(Collected data entries)
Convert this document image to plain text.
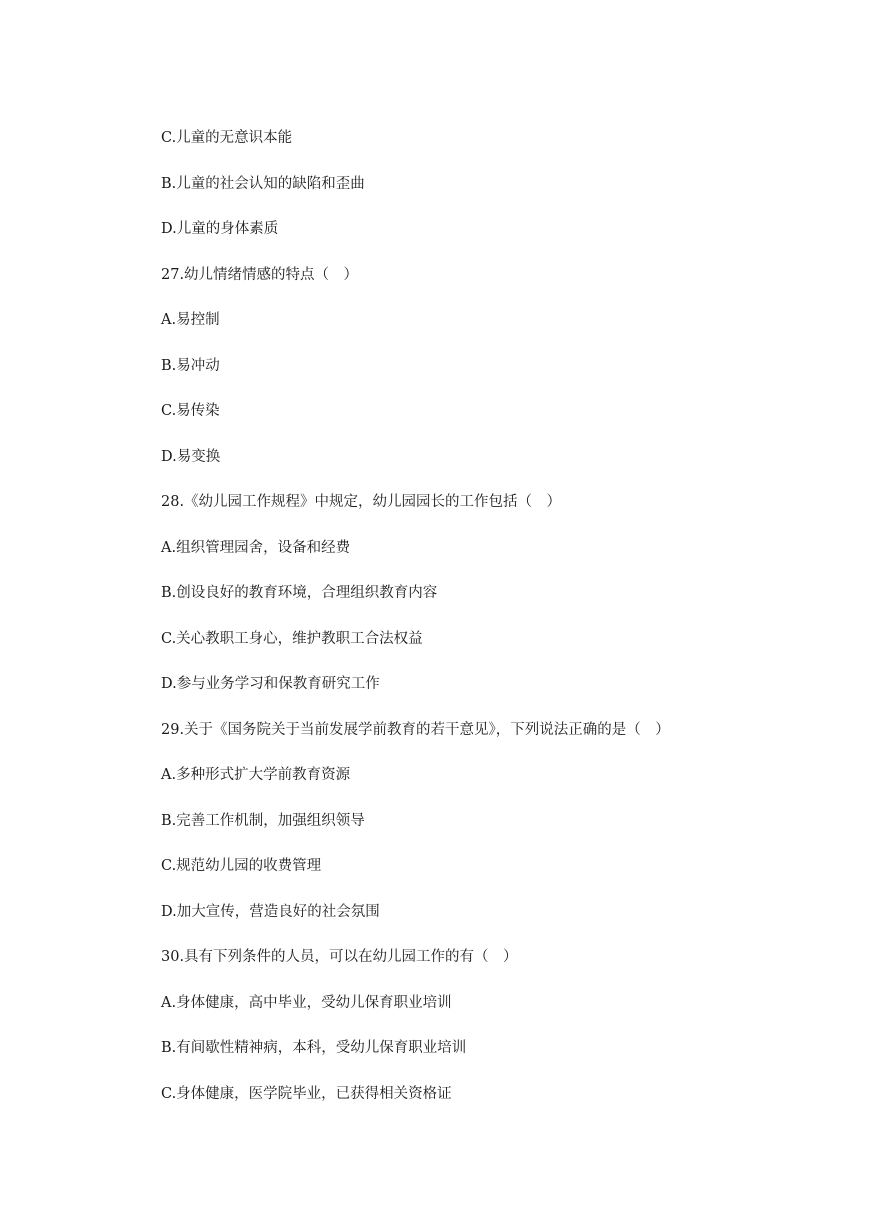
C.儿童的无意识本能
B.儿童的社会认知的缺陷和歪曲
D.儿童的身体素质
27.幼儿情绪情感的特点（　）
A.易控制
B.易冲动
C.易传染
D.易变换
28.《幼儿园工作规程》中规定，幼儿园园长的工作包括（　）
A.组织管理园舍，设备和经费
B.创设良好的教育环境，合理组织教育内容
C.关心教职工身心，维护教职工合法权益
D.参与业务学习和保教育研究工作
29.关于《国务院关于当前发展学前教育的若干意见》，下列说法正确的是（　）
A.多种形式扩大学前教育资源
B.完善工作机制，加强组织领导
C.规范幼儿园的收费管理
D.加大宣传，营造良好的社会氛围
30.具有下列条件的人员，可以在幼儿园工作的有（　）
A.身体健康，高中毕业，受幼儿保育职业培训
B.有间歇性精神病，本科，受幼儿保育职业培训
C.身体健康，医学院毕业，已获得相关资格证
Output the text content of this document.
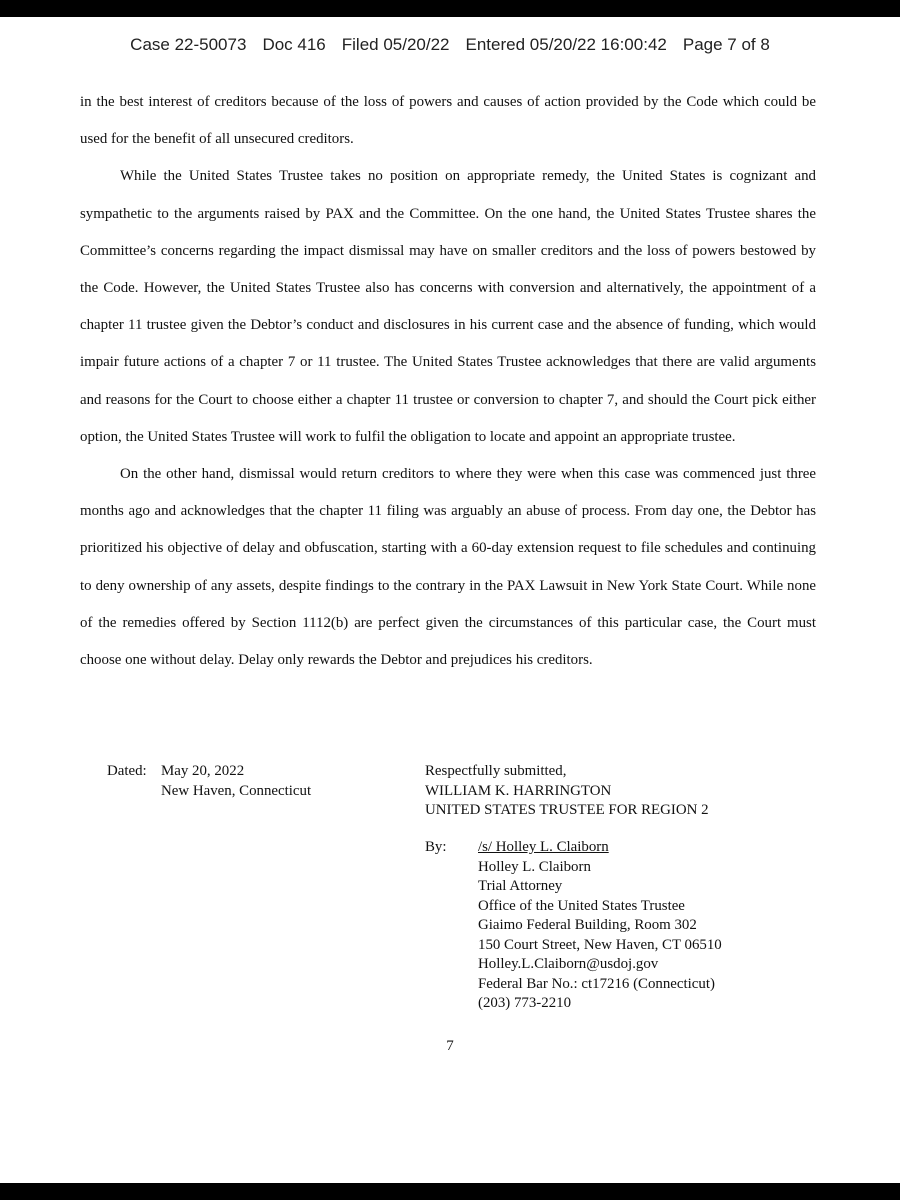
Case 22-50073 Doc 416 Filed 05/20/22 Entered 05/20/22 16:00:42 Page 7 of 8

in the best interest of creditors because of the loss of powers and causes of action provided by the Code which could be used for the benefit of all unsecured creditors.

While the United States Trustee takes no position on appropriate remedy, the United States is cognizant and sympathetic to the arguments raised by PAX and the Committee. On the one hand, the United States Trustee shares the Committee’s concerns regarding the impact dismissal may have on smaller creditors and the loss of powers bestowed by the Code. However, the United States Trustee also has concerns with conversion and alternatively, the appointment of a chapter 11 trustee given the Debtor’s conduct and disclosures in his current case and the absence of funding, which would impair future actions of a chapter 7 or 11 trustee. The United States Trustee acknowledges that there are valid arguments and reasons for the Court to choose either a chapter 11 trustee or conversion to chapter 7, and should the Court pick either option, the United States Trustee will work to fulfil the obligation to locate and appoint an appropriate trustee.

On the other hand, dismissal would return creditors to where they were when this case was commenced just three months ago and acknowledges that the chapter 11 filing was arguably an abuse of process. From day one, the Debtor has prioritized his objective of delay and obfuscation, starting with a 60-day extension request to file schedules and continuing to deny ownership of any assets, despite findings to the contrary in the PAX Lawsuit in New York State Court. While none of the remedies offered by Section 1112(b) are perfect given the circumstances of this particular case, the Court must choose one without delay. Delay only rewards the Debtor and prejudices his creditors.

Dated: May 20, 2022
New Haven, Connecticut
Respectfully submitted,
WILLIAM K. HARRINGTON
UNITED STATES TRUSTEE FOR REGION 2
By:	/s/ Holley L. Claiborn
Holley L. Claiborn
Trial Attorney
Office of the United States Trustee
Giaimo Federal Building, Room 302
150 Court Street, New Haven, CT 06510
Holley.L.Claiborn@usdoj.gov
Federal Bar No.: ct17216 (Connecticut)
(203) 773-2210
7
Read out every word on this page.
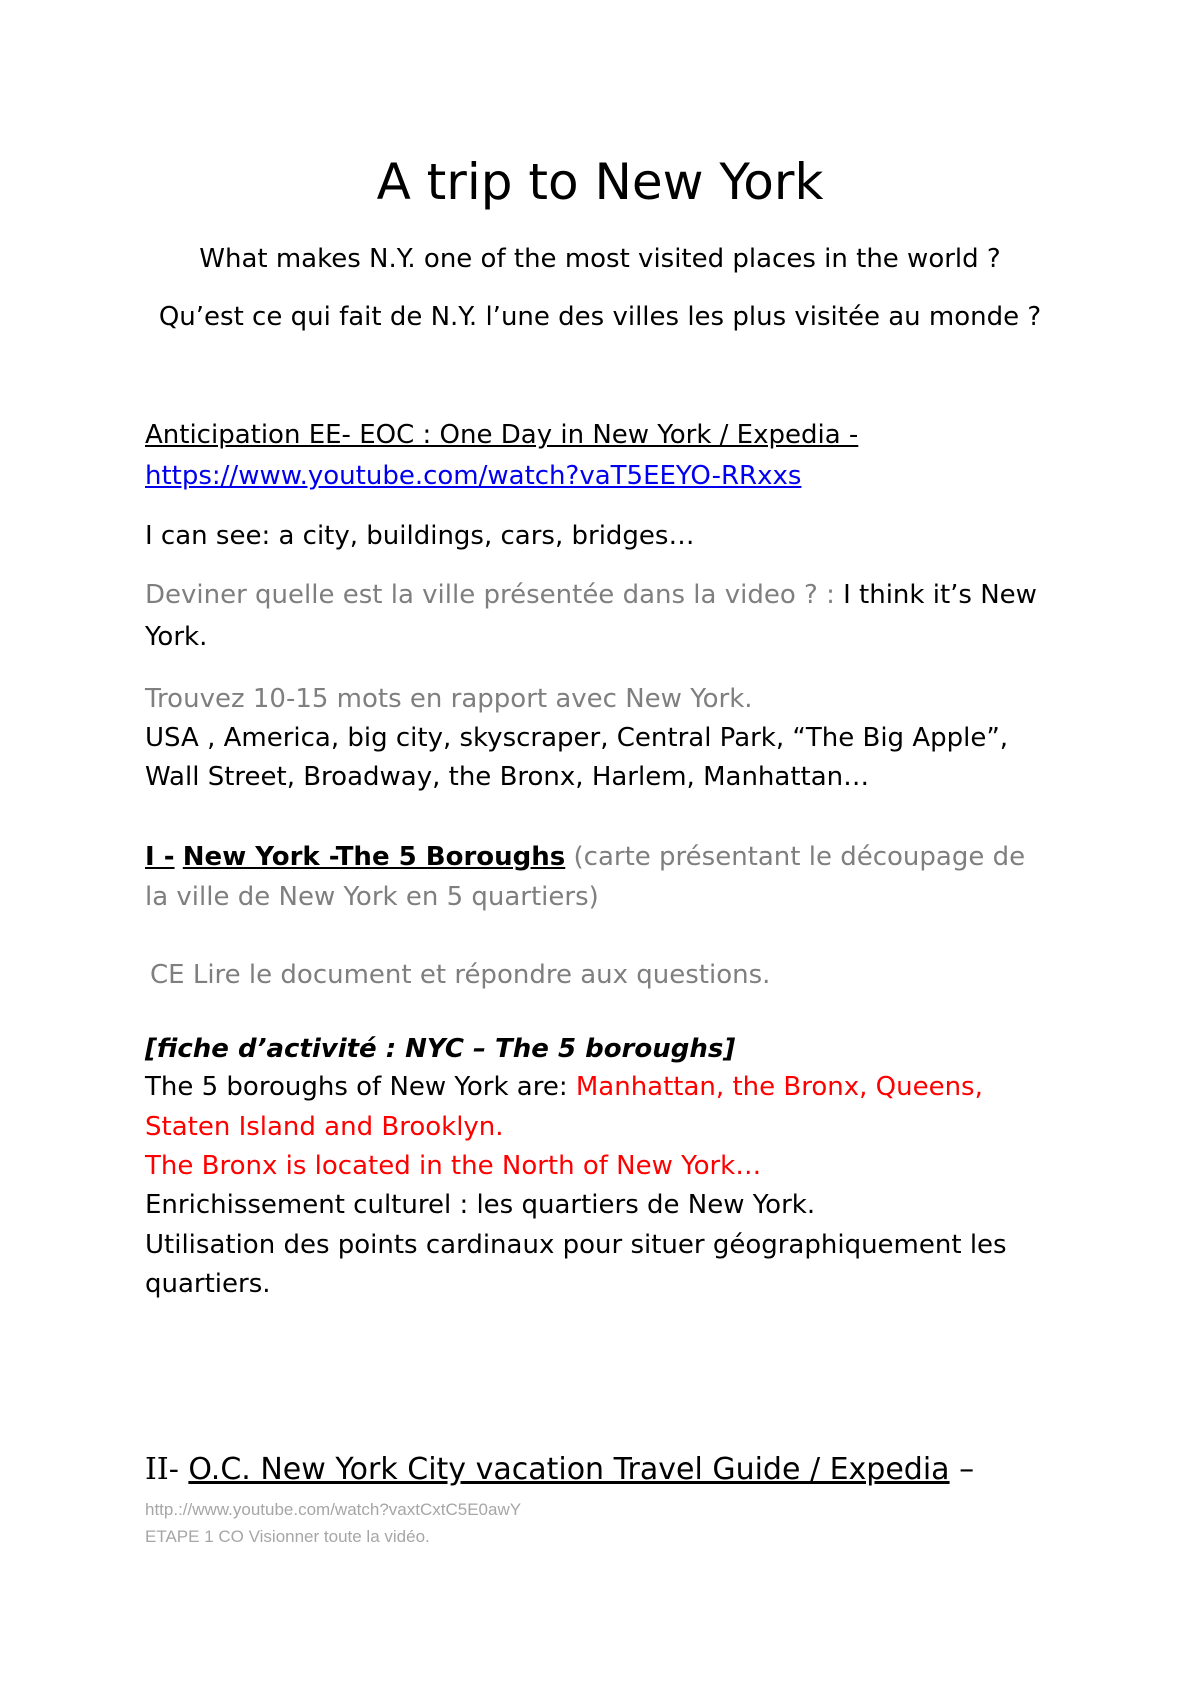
A trip to New York
What makes N.Y. one of the most visited places in the world ?
Qu’est ce qui fait de N.Y. l’une des villes les plus visitée au monde ?
Anticipation EE- EOC : One Day in New York / Expedia -
https://www.youtube.com/watch?vaT5EEYO-RRxxs
I can see: a city, buildings, cars, bridges…
Deviner quelle est la ville présentée dans la video ? : I think it’s New
York.
Trouvez 10-15 mots en rapport avec New York.
USA , America, big city, skyscraper, Central Park, “The Big Apple”,
Wall Street, Broadway, the Bronx, Harlem, Manhattan…
I - New York -The 5 Boroughs (carte présentant le découpage de
la ville de New York en 5 quartiers)
CE Lire le document et répondre aux questions.
[fiche d’activité : NYC – The 5 boroughs]
The 5 boroughs of New York are: Manhattan, the Bronx, Queens,
Staten Island and Brooklyn.
The Bronx is located in the North of New York…
Enrichissement culturel : les quartiers de New York.
Utilisation des points cardinaux pour situer géographiquement les
quartiers.
II- O.C. New York City vacation Travel Guide / Expedia –
http.://www.youtube.com/watch?vaxtCxtC5E0awY
ETAPE 1 CO Visionner toute la vidéo.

_TO DO_
Take every line from the records above that has the word "quartiers" and copy it.

_SOLUTION FOR THIS PROBLEM_
la ville de New York en 5 quartiers)
Enrichissement culturel : les quartiers de New York.
quartiers.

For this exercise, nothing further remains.